(Entries taken from a collection)
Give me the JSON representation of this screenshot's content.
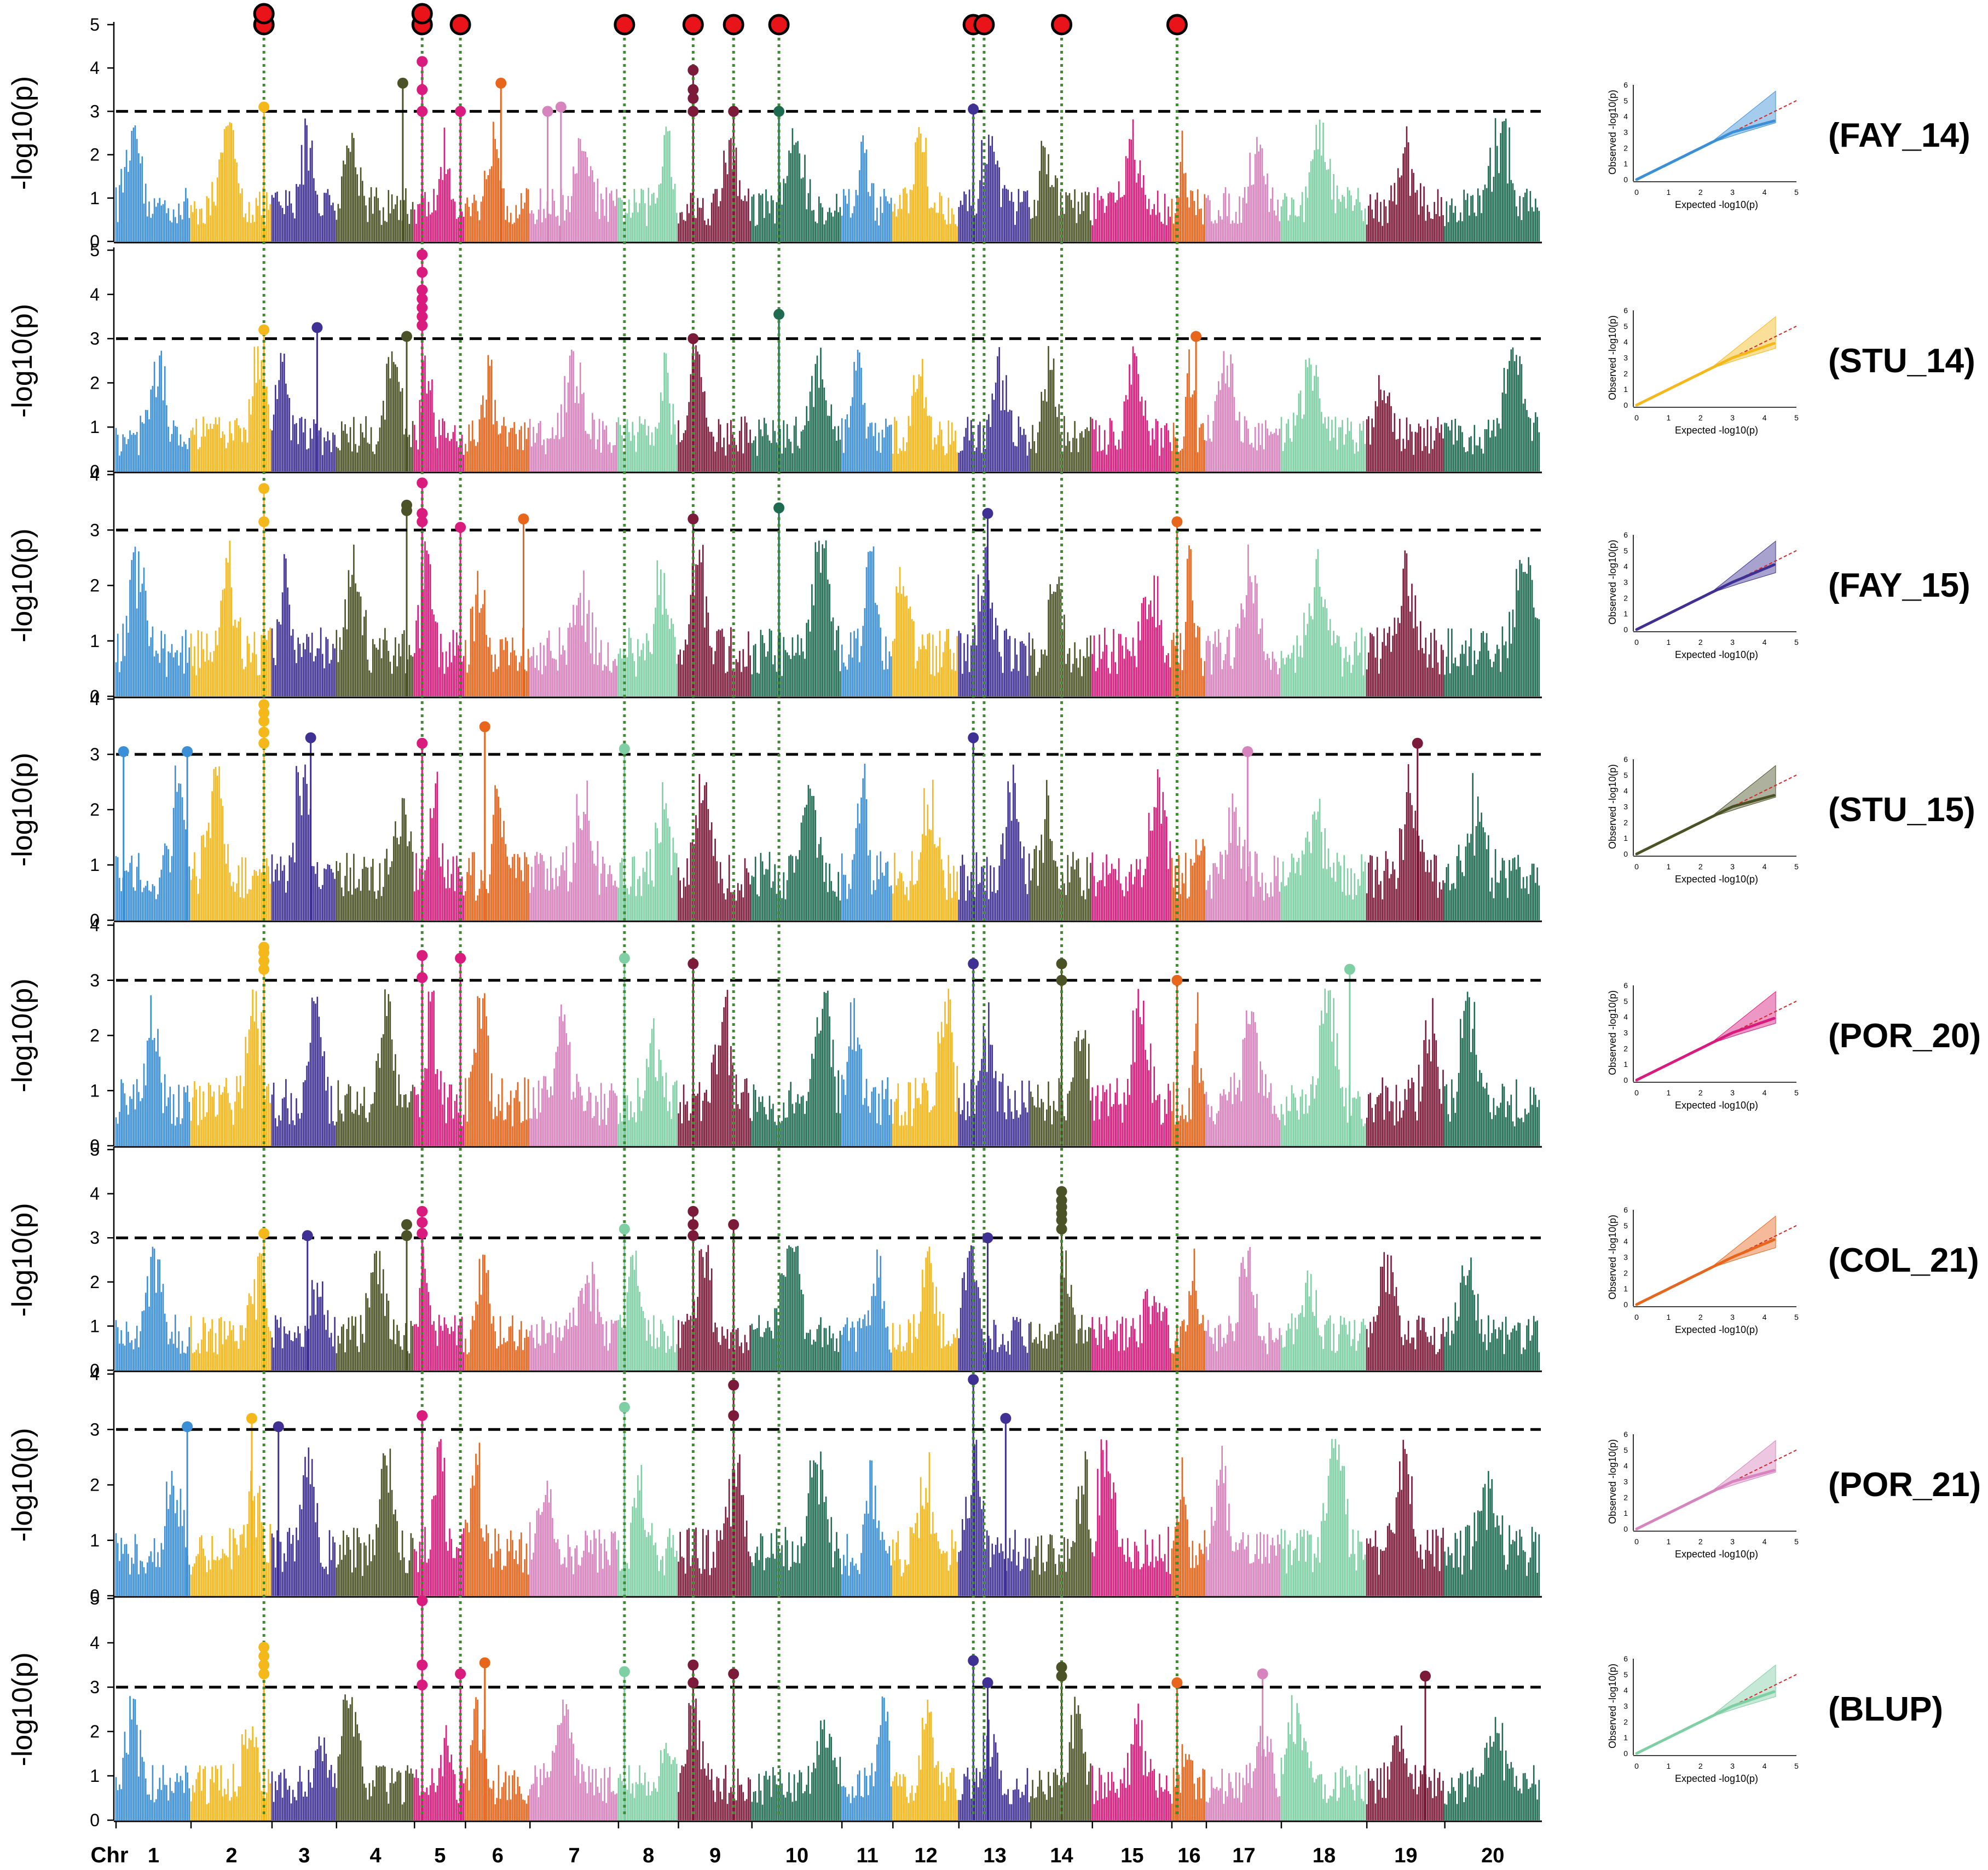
{
  "chart_data": {
    "type": "scatter",
    "title": "",
    "xlabel": "Chr",
    "ylabel_manhattan": "-log10(p)",
    "qq_xlabel": "Expected -log10(p)",
    "qq_ylabel": "Observed -log10(p)",
    "threshold": 3,
    "qq_ticks": [
      0,
      1,
      2,
      3,
      4,
      5,
      6
    ],
    "chromosomes": [
      "1",
      "2",
      "3",
      "4",
      "5",
      "6",
      "7",
      "8",
      "9",
      "10",
      "11",
      "12",
      "13",
      "14",
      "15",
      "16",
      "17",
      "18",
      "19",
      "20"
    ],
    "chromosome_colors": [
      "#3a8fd6",
      "#f5b81b",
      "#3f3193",
      "#4b5326",
      "#d81b7c",
      "#e8651c",
      "#d783bd",
      "#7fcfa4",
      "#7c1a3a",
      "#1e6b52",
      "#3a8fd6",
      "#f5b81b",
      "#3f3193",
      "#4b5326",
      "#d81b7c",
      "#e8651c",
      "#d783bd",
      "#7fcfa4",
      "#7c1a3a",
      "#1e6b52"
    ],
    "top_markers": [
      {
        "chr": 2,
        "pos": 0.9,
        "stack": 2
      },
      {
        "chr": 5,
        "pos": 0.15,
        "stack": 2
      },
      {
        "chr": 5,
        "pos": 0.9,
        "stack": 1
      },
      {
        "chr": 8,
        "pos": 0.1,
        "stack": 1
      },
      {
        "chr": 9,
        "pos": 0.2,
        "stack": 1
      },
      {
        "chr": 9,
        "pos": 0.75,
        "stack": 1
      },
      {
        "chr": 10,
        "pos": 0.3,
        "stack": 1
      },
      {
        "chr": 13,
        "pos": 0.2,
        "stack": 1
      },
      {
        "chr": 13,
        "pos": 0.35,
        "stack": 1
      },
      {
        "chr": 14,
        "pos": 0.5,
        "stack": 1
      },
      {
        "chr": 16,
        "pos": 0.15,
        "stack": 1
      }
    ],
    "panels": [
      {
        "name": "(FAY_14)",
        "ymax": 5,
        "qq_color": "#3a8fd6",
        "peaks": [
          {
            "chr": 2,
            "pos": 0.9,
            "values": [
              3.1
            ]
          },
          {
            "chr": 4,
            "pos": 0.85,
            "values": [
              3.65
            ]
          },
          {
            "chr": 5,
            "pos": 0.15,
            "values": [
              3.0,
              3.5,
              4.15
            ]
          },
          {
            "chr": 5,
            "pos": 0.9,
            "values": [
              3.0
            ]
          },
          {
            "chr": 6,
            "pos": 0.55,
            "values": [
              3.65
            ]
          },
          {
            "chr": 7,
            "pos": 0.2,
            "values": [
              3.0
            ]
          },
          {
            "chr": 7,
            "pos": 0.35,
            "values": [
              3.1
            ]
          },
          {
            "chr": 9,
            "pos": 0.2,
            "values": [
              3.0,
              3.3,
              3.5,
              3.95
            ]
          },
          {
            "chr": 9,
            "pos": 0.75,
            "values": [
              3.0
            ]
          },
          {
            "chr": 10,
            "pos": 0.3,
            "values": [
              3.0
            ]
          },
          {
            "chr": 13,
            "pos": 0.2,
            "values": [
              3.05
            ]
          }
        ]
      },
      {
        "name": "(STU_14)",
        "ymax": 5,
        "qq_color": "#f5b81b",
        "peaks": [
          {
            "chr": 2,
            "pos": 0.9,
            "values": [
              3.2
            ]
          },
          {
            "chr": 3,
            "pos": 0.7,
            "values": [
              3.25
            ]
          },
          {
            "chr": 4,
            "pos": 0.9,
            "values": [
              3.05
            ]
          },
          {
            "chr": 5,
            "pos": 0.15,
            "values": [
              3.3,
              3.5,
              3.7,
              3.9,
              4.1,
              4.5,
              4.9
            ]
          },
          {
            "chr": 9,
            "pos": 0.2,
            "values": [
              3.0
            ]
          },
          {
            "chr": 10,
            "pos": 0.3,
            "values": [
              3.55
            ]
          },
          {
            "chr": 16,
            "pos": 0.7,
            "values": [
              3.05
            ]
          }
        ]
      },
      {
        "name": "(FAY_15)",
        "ymax": 4,
        "qq_color": "#3f3193",
        "peaks": [
          {
            "chr": 2,
            "pos": 0.9,
            "values": [
              3.15,
              3.75
            ]
          },
          {
            "chr": 4,
            "pos": 0.9,
            "values": [
              3.35,
              3.45
            ]
          },
          {
            "chr": 5,
            "pos": 0.15,
            "values": [
              3.15,
              3.3,
              3.85
            ]
          },
          {
            "chr": 5,
            "pos": 0.9,
            "values": [
              3.05
            ]
          },
          {
            "chr": 6,
            "pos": 0.9,
            "values": [
              3.2
            ]
          },
          {
            "chr": 9,
            "pos": 0.2,
            "values": [
              3.2
            ]
          },
          {
            "chr": 10,
            "pos": 0.3,
            "values": [
              3.4
            ]
          },
          {
            "chr": 13,
            "pos": 0.4,
            "values": [
              3.3
            ]
          },
          {
            "chr": 16,
            "pos": 0.15,
            "values": [
              3.15
            ]
          }
        ]
      },
      {
        "name": "(STU_15)",
        "ymax": 4,
        "qq_color": "#4b5326",
        "peaks": [
          {
            "chr": 1,
            "pos": 0.1,
            "values": [
              3.05
            ]
          },
          {
            "chr": 1,
            "pos": 0.95,
            "values": [
              3.05
            ]
          },
          {
            "chr": 2,
            "pos": 0.9,
            "values": [
              3.2,
              3.4,
              3.6,
              3.75,
              3.9
            ]
          },
          {
            "chr": 3,
            "pos": 0.6,
            "values": [
              3.3
            ]
          },
          {
            "chr": 5,
            "pos": 0.15,
            "values": [
              3.2
            ]
          },
          {
            "chr": 6,
            "pos": 0.3,
            "values": [
              3.5
            ]
          },
          {
            "chr": 8,
            "pos": 0.1,
            "values": [
              3.1
            ]
          },
          {
            "chr": 13,
            "pos": 0.2,
            "values": [
              3.3
            ]
          },
          {
            "chr": 17,
            "pos": 0.55,
            "values": [
              3.05
            ]
          },
          {
            "chr": 19,
            "pos": 0.65,
            "values": [
              3.2
            ]
          }
        ]
      },
      {
        "name": "(POR_20)",
        "ymax": 4,
        "qq_color": "#d81b7c",
        "peaks": [
          {
            "chr": 2,
            "pos": 0.9,
            "values": [
              3.2,
              3.35,
              3.5,
              3.6
            ]
          },
          {
            "chr": 5,
            "pos": 0.15,
            "values": [
              3.05,
              3.45
            ]
          },
          {
            "chr": 5,
            "pos": 0.9,
            "values": [
              3.4
            ]
          },
          {
            "chr": 8,
            "pos": 0.1,
            "values": [
              3.4
            ]
          },
          {
            "chr": 9,
            "pos": 0.2,
            "values": [
              3.3
            ]
          },
          {
            "chr": 13,
            "pos": 0.2,
            "values": [
              3.3
            ]
          },
          {
            "chr": 14,
            "pos": 0.5,
            "values": [
              3.0,
              3.3
            ]
          },
          {
            "chr": 16,
            "pos": 0.15,
            "values": [
              3.0
            ]
          },
          {
            "chr": 18,
            "pos": 0.8,
            "values": [
              3.2
            ]
          }
        ]
      },
      {
        "name": "(COL_21)",
        "ymax": 5,
        "qq_color": "#e8651c",
        "peaks": [
          {
            "chr": 2,
            "pos": 0.9,
            "values": [
              3.1
            ]
          },
          {
            "chr": 3,
            "pos": 0.55,
            "values": [
              3.05
            ]
          },
          {
            "chr": 4,
            "pos": 0.9,
            "values": [
              3.05,
              3.3
            ]
          },
          {
            "chr": 5,
            "pos": 0.15,
            "values": [
              3.1,
              3.35,
              3.6
            ]
          },
          {
            "chr": 8,
            "pos": 0.1,
            "values": [
              3.2
            ]
          },
          {
            "chr": 9,
            "pos": 0.2,
            "values": [
              3.05,
              3.3,
              3.6
            ]
          },
          {
            "chr": 9,
            "pos": 0.75,
            "values": [
              3.3
            ]
          },
          {
            "chr": 13,
            "pos": 0.4,
            "values": [
              3.0
            ]
          },
          {
            "chr": 14,
            "pos": 0.5,
            "values": [
              3.2,
              3.4,
              3.55,
              3.7,
              3.85,
              4.05
            ]
          }
        ]
      },
      {
        "name": "(POR_21)",
        "ymax": 4,
        "qq_color": "#d783bd",
        "peaks": [
          {
            "chr": 1,
            "pos": 0.95,
            "values": [
              3.05
            ]
          },
          {
            "chr": 2,
            "pos": 0.75,
            "values": [
              3.2
            ]
          },
          {
            "chr": 3,
            "pos": 0.1,
            "values": [
              3.05
            ]
          },
          {
            "chr": 5,
            "pos": 0.15,
            "values": [
              3.25
            ]
          },
          {
            "chr": 8,
            "pos": 0.1,
            "values": [
              3.4
            ]
          },
          {
            "chr": 9,
            "pos": 0.75,
            "values": [
              3.25,
              3.8
            ]
          },
          {
            "chr": 13,
            "pos": 0.2,
            "values": [
              3.9
            ]
          },
          {
            "chr": 13,
            "pos": 0.65,
            "values": [
              3.2
            ]
          }
        ]
      },
      {
        "name": "(BLUP)",
        "ymax": 5,
        "qq_color": "#7fcfa4",
        "peaks": [
          {
            "chr": 2,
            "pos": 0.9,
            "values": [
              3.3,
              3.5,
              3.7,
              3.9
            ]
          },
          {
            "chr": 5,
            "pos": 0.15,
            "values": [
              3.05,
              3.5,
              4.95
            ]
          },
          {
            "chr": 5,
            "pos": 0.9,
            "values": [
              3.3
            ]
          },
          {
            "chr": 6,
            "pos": 0.3,
            "values": [
              3.55
            ]
          },
          {
            "chr": 8,
            "pos": 0.1,
            "values": [
              3.35
            ]
          },
          {
            "chr": 9,
            "pos": 0.2,
            "values": [
              3.1,
              3.5
            ]
          },
          {
            "chr": 9,
            "pos": 0.75,
            "values": [
              3.3
            ]
          },
          {
            "chr": 13,
            "pos": 0.2,
            "values": [
              3.6
            ]
          },
          {
            "chr": 13,
            "pos": 0.4,
            "values": [
              3.1
            ]
          },
          {
            "chr": 14,
            "pos": 0.5,
            "values": [
              3.25,
              3.45
            ]
          },
          {
            "chr": 16,
            "pos": 0.15,
            "values": [
              3.1
            ]
          },
          {
            "chr": 17,
            "pos": 0.75,
            "values": [
              3.3
            ]
          },
          {
            "chr": 19,
            "pos": 0.75,
            "values": [
              3.25
            ]
          }
        ]
      }
    ]
  }
}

PROBLEM DETAILS. Filter the records, keeping only lines that contain "name", and show those lines.

EXERCISE OUTPUT.
        "name": "(FAY_14)",
        "name": "(STU_14)",
        "name": "(FAY_15)",
        "name": "(STU_15)",
        "name": "(POR_20)",
        "name": "(COL_21)",
        "name": "(POR_21)",
        "name": "(BLUP)",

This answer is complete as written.